## INSTRUCTION
Search the records below for the word "单位时间内碰撞单位面积器壁的分子数增多". Pull out each line that has it.

Dataset items:

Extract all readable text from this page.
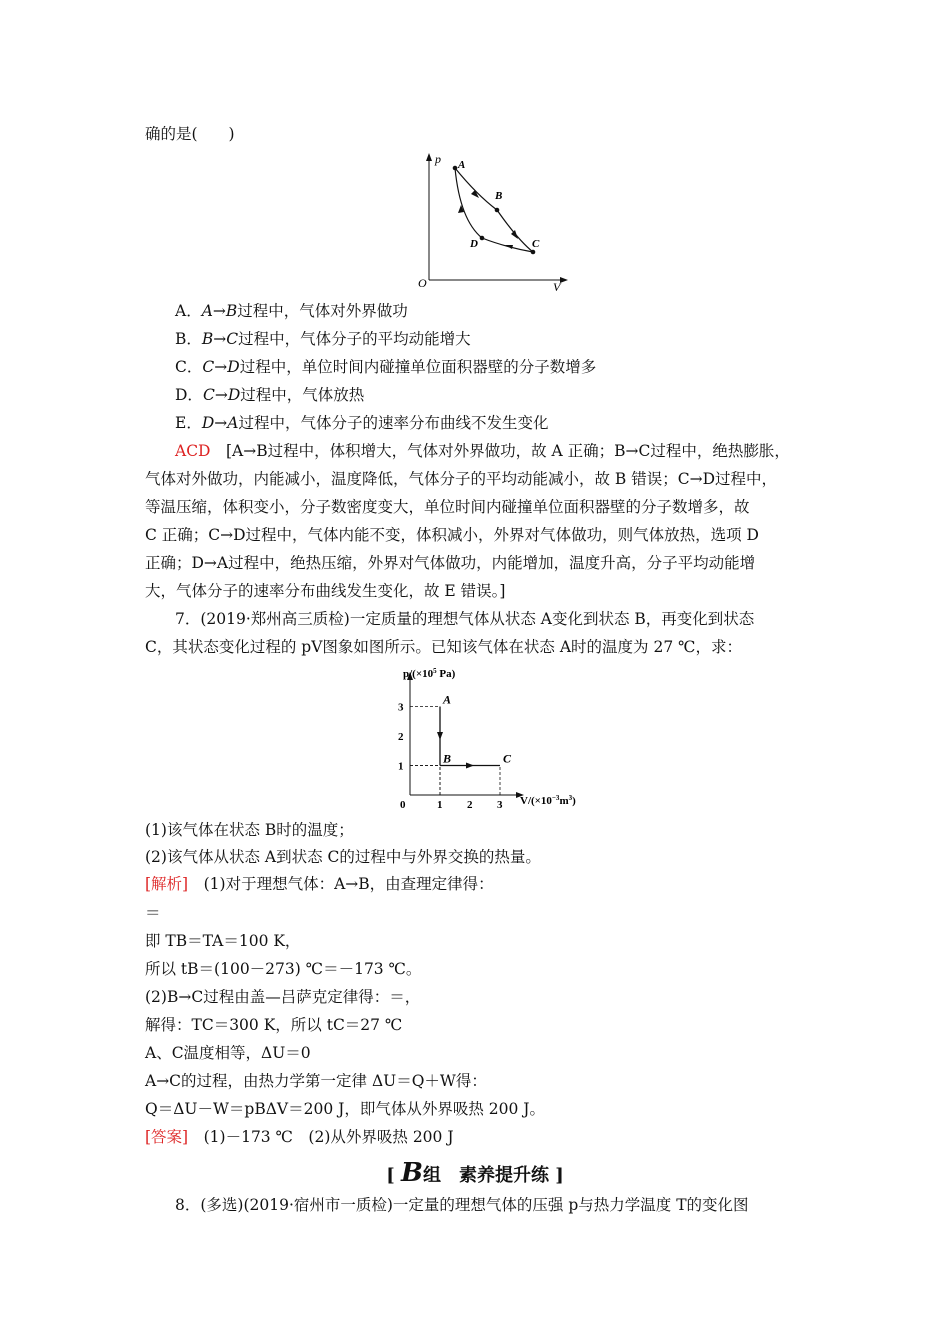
确的是(　　)
p
V
O
A
B
C
D
A．A→B过程中，气体对外界做功
B．B→C过程中，气体分子的平均动能增大
C．C→D过程中，单位时间内碰撞单位面积器壁的分子数增多
D．C→D过程中，气体放热
E．D→A过程中，气体分子的速率分布曲线不发生变化
ACD　 [A→B过程中，体积增大，气体对外界做功，故 A 正确；B→C过程中，绝热膨胀，
气体对外做功，内能减小，温度降低，气体分子的平均动能减小，故 B 错误；C→D过程中，
等温压缩，体积变小，分子数密度变大，单位时间内碰撞单位面积器壁的分子数增多，故
C 正确；C→D过程中，气体内能不变，体积减小，外界对气体做功，则气体放热，选项 D
正确；D→A过程中，绝热压缩，外界对气体做功，内能增加，温度升高，分子平均动能增
大，气体分子的速率分布曲线发生变化，故 E 错误。]
7．(2019·郑州高三质检)一定质量的理想气体从状态 A变化到状态 B，再变化到状态
C，其状态变化过程的 pV图象如图所示。已知该气体在状态 A时的温度为 27 ℃，求：
$p/(\times 10^5$ Pa)
$V/(\times 10^{-3}m^3)$
A
B	C
1
2
3
0	1 2 3
(1)该气体在状态 B时的温度；
(2)该气体从状态 A到状态 C的过程中与外界交换的热量。
[解析]　 (1)对于理想气体：A→B，由查理定律得：
＝
即 TB＝TA＝100 K，
所以 tB＝(100－273) ℃＝－173 ℃。
(2)B→C过程由盖—吕萨克定律得：＝，
解得：TC＝300 K，所以 tC＝27 ℃
A、C温度相等，ΔU＝0
A→C的过程，由热力学第一定律 ΔU＝Q＋W得：
Q＝ΔU－W＝pBΔV＝200 J，即气体从外界吸热 200 J。
[答案]　 (1)－173 ℃　(2)从外界吸热 200 J
[ B组　素养提升练 ]
8．(多选)(2019·宿州市一质检)一定量的理想气体的压强 p与热力学温度 T的变化图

## PROBLEM SOLUTION
C．C→D过程中，单位时间内碰撞单位面积器壁的分子数增多
等温压缩，体积变小，分子数密度变大，单位时间内碰撞单位面积器壁的分子数增多，故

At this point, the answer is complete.